**The task**
Could you repeat the lines below character for character, beginning at the line that has "text: tagline: YOUR" and stopping after the line that has "text: cinema heading: FORBODDEN", and give nothing else?

**Stored rows**
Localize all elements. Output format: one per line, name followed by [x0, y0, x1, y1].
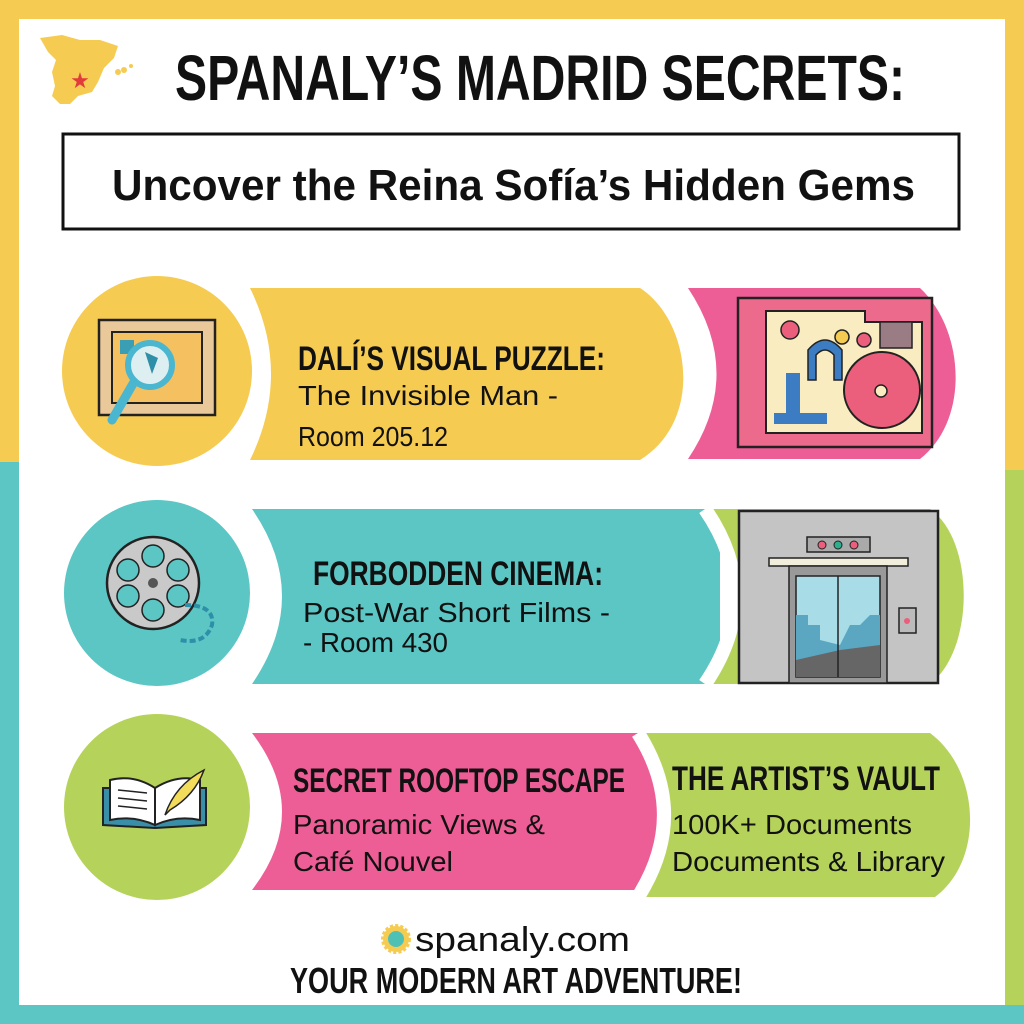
text: tagline: YOUR MODERN ART ADVENTURE!: [290, 960, 742, 1001]
text: dali detail: Room 205.12: [298, 421, 448, 452]
text: vault heading: THE ARTIST’S VAULT: [672, 760, 940, 798]
banner: teal: [252, 509, 720, 684]
text: cinema detail: [303, 597, 610, 658]
row 1: dali: [62, 276, 956, 466]
text: cinema detail: Post-War Short Films -: [303, 597, 610, 628]
text: cinema heading: FORBODDEN CINEMA:: [313, 555, 603, 593]
text: dali heading: DALÍ’S VISUAL PUZZLE:: [298, 340, 605, 378]
footer: [290, 921, 742, 1001]
panel: pink artwork: [688, 288, 956, 459]
banner: yellow: [250, 288, 683, 460]
panel: elevator: [705, 509, 964, 684]
text: vault detail: [672, 809, 945, 877]
subtitle box: [63, 134, 959, 229]
row 3: [64, 714, 970, 900]
text: vault detail: 100K+ Documents: [672, 809, 912, 840]
icon: spain map: ★: [70, 69, 90, 94]
text: dali detail: [298, 380, 558, 452]
banner: pink rooftop: [252, 733, 680, 890]
text: dali detail: The Invisible Man -: [298, 380, 558, 411]
text: rooftop detail: [293, 809, 545, 877]
icon circle: film reel: [64, 500, 250, 686]
icon circle: book with quill: [64, 714, 250, 900]
icon: spain map: [40, 35, 133, 104]
text: vault detail: Documents & Library: [672, 846, 945, 877]
banner: green vault: [638, 733, 970, 897]
text: website: spanaly.com: [415, 921, 630, 959]
icon circle: magnifier painting: [62, 276, 252, 466]
text: rooftop detail: Panoramic Views &: [293, 809, 545, 840]
subtitle box: Uncover the Reina Sofía’s Hidden Gems: [112, 161, 915, 210]
row 2: cinema: [64, 500, 964, 686]
text: cinema detail: - Room 430: [303, 627, 448, 658]
icon: sun logo: [383, 926, 409, 952]
text: rooftop detail: Café Nouvel: [293, 846, 453, 877]
text: rooftop heading: SECRET ROOFTOP ESCAPE: [293, 762, 625, 800]
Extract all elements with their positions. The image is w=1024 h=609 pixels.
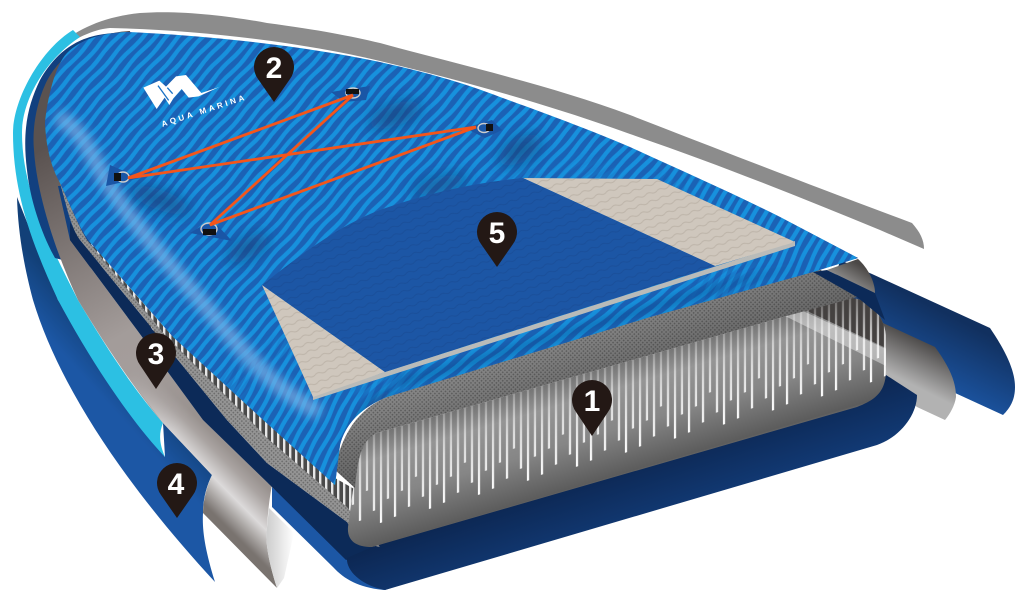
layer: navy shadow under flap [813,270,885,320]
grey flap under board [827,259,875,293]
pin 3: 3 [148,338,164,371]
logo: AM mark [143,75,219,109]
layer: silver rail cut end [203,470,277,588]
bungee cord [128,95,476,225]
pin 1 [572,380,612,436]
core: light diagonal band [785,311,886,366]
deck: rail wave direction [376,165,756,402]
pin 2 [254,47,294,102]
logo: wordmark: AQUA MARINA [160,93,248,129]
layer: navy inner band [25,33,130,270]
hull: blue lower rail [272,487,400,590]
layer: right navy laminate end [830,260,1015,415]
layer: silver rail band [33,31,272,487]
pad: beige sections [262,178,795,397]
pin 1: 1 [584,385,600,418]
d-ring: left [106,165,140,186]
deck: shade near lower edge [337,270,778,461]
core: end shadow [805,298,886,348]
hull: navy strip under mesh [70,222,380,560]
pin 5: 5 [489,217,505,250]
pin 4 [157,463,197,518]
layer 3: cyan rail band [13,30,165,457]
hull: dark underside [347,375,917,590]
d-ring: top [331,86,370,102]
d-ring: right [465,120,502,138]
deck: soft shadows [127,95,547,269]
pad: blue section [262,178,715,372]
pin 5 [477,212,517,267]
pad: edge thickness [313,241,795,400]
traction pad [262,178,795,400]
pin 2: 2 [266,52,282,85]
drop-stitch serrated edge [88,240,356,522]
d-ring: bottom [190,223,232,241]
pin 4: 4 [168,468,185,501]
layer 1: drop-stitch core [340,290,890,550]
logo: Aqua Marina [143,75,248,129]
core: drop-stitch threads [352,298,886,523]
pin 3 [136,333,176,389]
layer: grey top laminate [25,12,924,249]
layer 2: wave-patterned deck [45,32,858,485]
soft shadow beside silver end [266,508,294,588]
deck: right tip wave direction [660,164,858,310]
mesh shading [335,262,857,488]
layer: right silver laminate end [800,300,956,420]
layer 4: outer blue rail [17,197,215,582]
mesh side strip [60,183,380,547]
deck: rail highlight [57,117,320,412]
mesh top layer [335,262,857,488]
deck: lower corner wave direction [218,339,388,485]
layer: silver rail highlight [137,376,272,487]
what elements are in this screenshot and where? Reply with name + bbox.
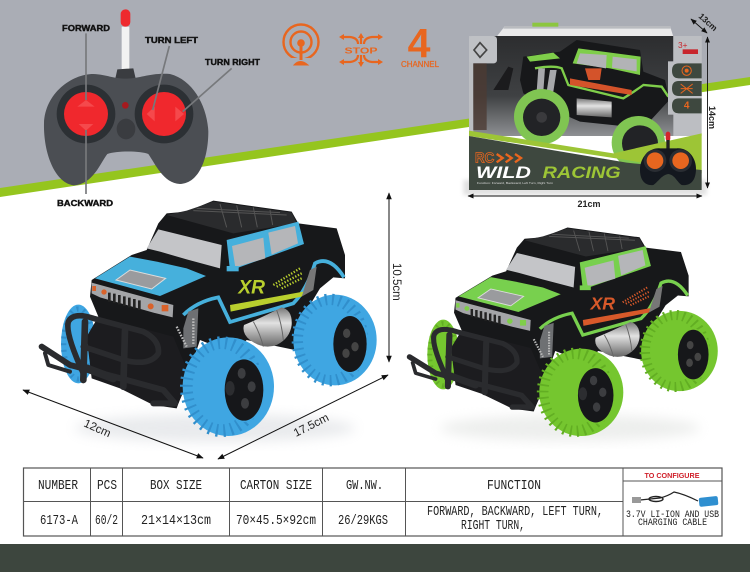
green truck shadow bbox=[440, 415, 700, 441]
label: backward: BACKWARD bbox=[57, 198, 113, 208]
dimension: truck width 12cm bbox=[23, 390, 203, 458]
table data row: 6173-A bbox=[40, 514, 79, 529]
configure cell: TO CONFIGURE bbox=[644, 471, 700, 480]
table data row: RIGHT TURN, bbox=[461, 519, 525, 534]
dimension: truck width 12cm: 12cm bbox=[82, 418, 112, 440]
product box: RACING bbox=[543, 163, 621, 182]
product box: Function: Forward, Backward, Left Turn, Right Turn bbox=[477, 181, 553, 185]
table data row: FORWARD, BACKWARD, LEFT TURN, bbox=[427, 505, 603, 520]
specification table bbox=[24, 468, 722, 536]
remote control bbox=[44, 9, 232, 194]
dimension: box width 21cm: 21cm bbox=[577, 199, 601, 209]
blue truck shadow bbox=[75, 414, 355, 442]
product box: 3+ bbox=[678, 40, 688, 50]
product box: WILD bbox=[476, 163, 531, 182]
dimension: truck length 17.5cm bbox=[218, 375, 388, 459]
table header row: FUNCTION bbox=[487, 479, 541, 494]
product box: 4 bbox=[684, 101, 690, 112]
table header row: BOX SIZE bbox=[150, 479, 202, 494]
table header row: GW.NW. bbox=[346, 479, 383, 494]
green truck bbox=[410, 228, 718, 436]
dimension: truck height 10.5cm: 10.5cm bbox=[390, 263, 402, 301]
dimension: box depth 13cm: 13cm bbox=[697, 11, 720, 33]
label: turn right: TURN RIGHT bbox=[205, 57, 261, 67]
table header row: NUMBER bbox=[38, 479, 78, 494]
table data row: 26/29KGS bbox=[338, 514, 388, 529]
table header row: CARTON SIZE bbox=[240, 479, 312, 494]
label: forward: FORWARD bbox=[62, 23, 110, 33]
icon: usb charging cable bbox=[632, 492, 718, 507]
icon: stop with direction arrows bbox=[339, 33, 383, 67]
background: grey upper area bbox=[0, 0, 750, 189]
configure cell: 3.7V LI-ION AND USB bbox=[626, 510, 719, 521]
blue truck bbox=[42, 201, 377, 436]
table data row: 70×45.5×92cm bbox=[236, 514, 316, 529]
configure cell: CHARGING CABLE bbox=[638, 518, 707, 529]
green diagonal band bbox=[0, 77, 750, 197]
boxed truck bbox=[514, 40, 669, 169]
green truck: XR bbox=[589, 294, 615, 314]
table header row: PCS bbox=[97, 479, 117, 494]
configure cell bbox=[626, 471, 719, 529]
icon: 4 channel: 4 bbox=[408, 20, 431, 66]
table data row: 60/2 bbox=[95, 514, 118, 529]
icon: radio signal bbox=[284, 24, 318, 67]
table data row: 21×14×13cm bbox=[141, 514, 211, 529]
icon: stop with direction arrows: STOP bbox=[344, 46, 378, 56]
blue truck: XR bbox=[237, 277, 265, 298]
table header row bbox=[38, 479, 541, 494]
dimension: truck length 17.5cm: 17.5cm bbox=[292, 412, 331, 440]
icon: 4 channel bbox=[401, 20, 439, 69]
product box bbox=[463, 23, 707, 195]
bottom dark band bbox=[0, 544, 750, 572]
table data row bbox=[40, 505, 603, 534]
label: turn left: TURN LEFT bbox=[145, 35, 199, 45]
product box: RC bbox=[475, 151, 495, 167]
icon: 4 channel: CHANNEL bbox=[401, 59, 439, 69]
dimension: box height 14cm: 14cm bbox=[707, 106, 717, 129]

**Written solution**
text: tagline: YOUR MODERN ART ADVENTURE!: [290, 960, 742, 1001]
text: dali detail: Room 205.12: [298, 421, 448, 452]
text: vault heading: THE ARTIST’S VAULT: [672, 760, 940, 798]
banner: teal: [252, 509, 720, 684]
text: cinema detail: [303, 597, 610, 658]
row 1: dali: [62, 276, 956, 466]
text: cinema detail: Post-War Short Films -: [303, 597, 610, 628]
text: cinema heading: FORBODDEN CINEMA:: [313, 555, 603, 593]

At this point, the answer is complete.